>> begin
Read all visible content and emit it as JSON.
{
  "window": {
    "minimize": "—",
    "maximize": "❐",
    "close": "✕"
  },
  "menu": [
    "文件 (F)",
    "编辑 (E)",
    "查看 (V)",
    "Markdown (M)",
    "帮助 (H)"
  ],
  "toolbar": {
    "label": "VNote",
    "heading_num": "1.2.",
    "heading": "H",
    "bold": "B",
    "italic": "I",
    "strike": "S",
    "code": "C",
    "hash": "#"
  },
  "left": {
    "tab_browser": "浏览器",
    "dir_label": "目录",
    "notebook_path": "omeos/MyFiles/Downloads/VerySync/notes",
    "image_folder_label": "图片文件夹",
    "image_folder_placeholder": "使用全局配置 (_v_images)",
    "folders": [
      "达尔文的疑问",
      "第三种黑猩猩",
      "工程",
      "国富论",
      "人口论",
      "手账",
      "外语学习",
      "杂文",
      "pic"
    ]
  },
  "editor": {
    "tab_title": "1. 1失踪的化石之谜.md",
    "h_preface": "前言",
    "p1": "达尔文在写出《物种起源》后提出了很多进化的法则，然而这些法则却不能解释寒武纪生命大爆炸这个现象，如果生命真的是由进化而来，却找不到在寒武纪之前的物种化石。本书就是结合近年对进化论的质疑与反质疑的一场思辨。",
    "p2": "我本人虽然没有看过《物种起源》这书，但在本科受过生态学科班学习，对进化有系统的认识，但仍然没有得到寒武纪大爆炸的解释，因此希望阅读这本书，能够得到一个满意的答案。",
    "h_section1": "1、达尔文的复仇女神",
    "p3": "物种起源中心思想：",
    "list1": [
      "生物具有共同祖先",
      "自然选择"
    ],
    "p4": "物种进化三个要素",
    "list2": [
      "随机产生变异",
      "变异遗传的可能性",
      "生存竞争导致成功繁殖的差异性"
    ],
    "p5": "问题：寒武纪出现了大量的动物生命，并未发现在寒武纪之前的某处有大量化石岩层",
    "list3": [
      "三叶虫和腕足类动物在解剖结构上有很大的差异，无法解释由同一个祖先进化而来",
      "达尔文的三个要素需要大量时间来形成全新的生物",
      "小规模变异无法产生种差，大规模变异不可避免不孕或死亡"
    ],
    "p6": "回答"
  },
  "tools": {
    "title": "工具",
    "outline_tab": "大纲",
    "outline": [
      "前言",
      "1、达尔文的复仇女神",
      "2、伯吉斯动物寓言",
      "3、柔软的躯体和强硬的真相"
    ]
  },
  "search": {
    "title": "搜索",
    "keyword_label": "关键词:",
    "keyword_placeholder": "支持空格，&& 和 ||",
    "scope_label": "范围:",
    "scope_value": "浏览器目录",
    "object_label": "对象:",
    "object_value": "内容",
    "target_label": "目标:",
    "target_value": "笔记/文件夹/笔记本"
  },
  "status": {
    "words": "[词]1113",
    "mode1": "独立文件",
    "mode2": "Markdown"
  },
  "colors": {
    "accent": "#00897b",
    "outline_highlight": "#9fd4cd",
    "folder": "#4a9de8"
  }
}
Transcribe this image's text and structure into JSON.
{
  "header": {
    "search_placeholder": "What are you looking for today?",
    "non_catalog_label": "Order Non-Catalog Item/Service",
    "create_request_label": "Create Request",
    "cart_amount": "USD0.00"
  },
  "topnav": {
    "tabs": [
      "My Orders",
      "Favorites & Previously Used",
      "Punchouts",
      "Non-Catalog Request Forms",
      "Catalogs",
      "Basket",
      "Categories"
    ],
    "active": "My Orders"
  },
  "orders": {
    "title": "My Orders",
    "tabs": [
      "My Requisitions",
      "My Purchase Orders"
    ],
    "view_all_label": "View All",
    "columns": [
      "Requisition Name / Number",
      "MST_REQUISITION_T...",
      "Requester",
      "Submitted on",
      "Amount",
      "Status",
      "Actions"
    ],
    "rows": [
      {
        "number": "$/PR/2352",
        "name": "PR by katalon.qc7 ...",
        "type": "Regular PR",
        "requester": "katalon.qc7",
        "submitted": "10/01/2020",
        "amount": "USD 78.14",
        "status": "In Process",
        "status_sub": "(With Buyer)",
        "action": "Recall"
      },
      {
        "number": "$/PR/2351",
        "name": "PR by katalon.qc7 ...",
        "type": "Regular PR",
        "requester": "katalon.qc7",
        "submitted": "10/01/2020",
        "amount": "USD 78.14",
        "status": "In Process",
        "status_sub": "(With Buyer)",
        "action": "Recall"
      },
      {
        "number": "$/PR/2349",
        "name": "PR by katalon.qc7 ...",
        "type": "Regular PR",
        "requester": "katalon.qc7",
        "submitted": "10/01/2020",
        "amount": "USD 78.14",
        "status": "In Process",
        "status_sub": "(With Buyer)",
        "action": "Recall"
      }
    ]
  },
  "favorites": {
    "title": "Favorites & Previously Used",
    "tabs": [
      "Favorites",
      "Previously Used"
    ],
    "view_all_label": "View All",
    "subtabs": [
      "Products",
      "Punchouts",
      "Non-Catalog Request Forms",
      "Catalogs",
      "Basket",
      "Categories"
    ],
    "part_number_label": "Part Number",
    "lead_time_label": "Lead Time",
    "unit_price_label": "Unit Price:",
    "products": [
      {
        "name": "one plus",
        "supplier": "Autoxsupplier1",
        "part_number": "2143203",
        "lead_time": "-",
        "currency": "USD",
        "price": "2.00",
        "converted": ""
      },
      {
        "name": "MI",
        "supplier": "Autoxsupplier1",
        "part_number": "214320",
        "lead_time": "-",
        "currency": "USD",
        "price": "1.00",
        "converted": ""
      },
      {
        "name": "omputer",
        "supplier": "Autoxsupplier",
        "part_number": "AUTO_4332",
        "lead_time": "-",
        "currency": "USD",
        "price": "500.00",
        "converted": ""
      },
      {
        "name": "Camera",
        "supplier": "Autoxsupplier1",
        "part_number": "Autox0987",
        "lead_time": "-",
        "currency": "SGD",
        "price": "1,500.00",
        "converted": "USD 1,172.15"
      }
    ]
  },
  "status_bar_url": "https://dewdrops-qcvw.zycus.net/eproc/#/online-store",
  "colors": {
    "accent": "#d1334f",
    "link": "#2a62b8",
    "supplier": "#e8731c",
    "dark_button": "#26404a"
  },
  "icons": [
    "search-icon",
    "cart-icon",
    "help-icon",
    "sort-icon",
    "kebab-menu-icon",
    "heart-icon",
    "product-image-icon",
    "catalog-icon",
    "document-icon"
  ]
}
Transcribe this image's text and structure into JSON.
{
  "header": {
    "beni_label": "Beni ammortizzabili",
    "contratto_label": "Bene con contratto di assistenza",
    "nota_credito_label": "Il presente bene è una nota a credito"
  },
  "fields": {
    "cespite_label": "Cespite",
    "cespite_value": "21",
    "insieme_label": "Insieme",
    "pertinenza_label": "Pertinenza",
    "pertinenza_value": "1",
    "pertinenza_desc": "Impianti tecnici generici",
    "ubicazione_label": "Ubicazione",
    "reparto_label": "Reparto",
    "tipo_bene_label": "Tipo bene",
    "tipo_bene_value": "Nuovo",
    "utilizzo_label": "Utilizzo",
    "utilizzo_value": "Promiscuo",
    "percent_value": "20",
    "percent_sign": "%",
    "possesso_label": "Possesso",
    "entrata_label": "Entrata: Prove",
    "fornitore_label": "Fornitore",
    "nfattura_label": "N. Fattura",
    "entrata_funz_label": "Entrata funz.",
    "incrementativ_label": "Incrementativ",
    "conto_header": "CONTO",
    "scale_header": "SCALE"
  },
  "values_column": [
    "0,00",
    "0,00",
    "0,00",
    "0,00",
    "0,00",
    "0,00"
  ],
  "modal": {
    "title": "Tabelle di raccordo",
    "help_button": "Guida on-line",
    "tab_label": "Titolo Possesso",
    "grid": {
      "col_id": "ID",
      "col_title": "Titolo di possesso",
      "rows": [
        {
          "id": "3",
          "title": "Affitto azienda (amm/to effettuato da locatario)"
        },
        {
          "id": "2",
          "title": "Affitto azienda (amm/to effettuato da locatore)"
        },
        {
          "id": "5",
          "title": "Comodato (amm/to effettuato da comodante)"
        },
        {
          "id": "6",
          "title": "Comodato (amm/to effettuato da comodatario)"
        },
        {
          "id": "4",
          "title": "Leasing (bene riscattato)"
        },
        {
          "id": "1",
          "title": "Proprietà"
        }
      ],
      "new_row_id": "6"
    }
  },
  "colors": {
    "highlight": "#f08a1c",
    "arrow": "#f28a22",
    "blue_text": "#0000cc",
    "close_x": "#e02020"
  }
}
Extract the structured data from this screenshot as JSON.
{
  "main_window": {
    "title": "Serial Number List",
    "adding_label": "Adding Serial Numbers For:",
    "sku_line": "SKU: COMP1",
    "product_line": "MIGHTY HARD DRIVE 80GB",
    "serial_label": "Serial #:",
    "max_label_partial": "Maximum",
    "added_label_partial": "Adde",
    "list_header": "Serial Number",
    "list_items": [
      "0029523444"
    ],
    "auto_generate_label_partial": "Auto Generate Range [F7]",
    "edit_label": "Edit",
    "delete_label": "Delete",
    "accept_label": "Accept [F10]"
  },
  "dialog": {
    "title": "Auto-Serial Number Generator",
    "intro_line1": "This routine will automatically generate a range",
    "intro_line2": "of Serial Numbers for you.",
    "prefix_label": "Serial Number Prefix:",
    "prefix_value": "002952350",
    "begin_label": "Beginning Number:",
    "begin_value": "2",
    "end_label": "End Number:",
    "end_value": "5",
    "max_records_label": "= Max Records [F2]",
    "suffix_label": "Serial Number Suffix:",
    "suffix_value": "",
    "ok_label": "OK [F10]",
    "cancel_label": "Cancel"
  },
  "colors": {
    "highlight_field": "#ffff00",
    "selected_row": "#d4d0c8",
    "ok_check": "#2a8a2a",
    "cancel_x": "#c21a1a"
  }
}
>> end
> [WHAT TO DO]: In the entries above, count every line containing the word "Affitto". Write only the total.

> [EXERCISE OUTPUT]: 2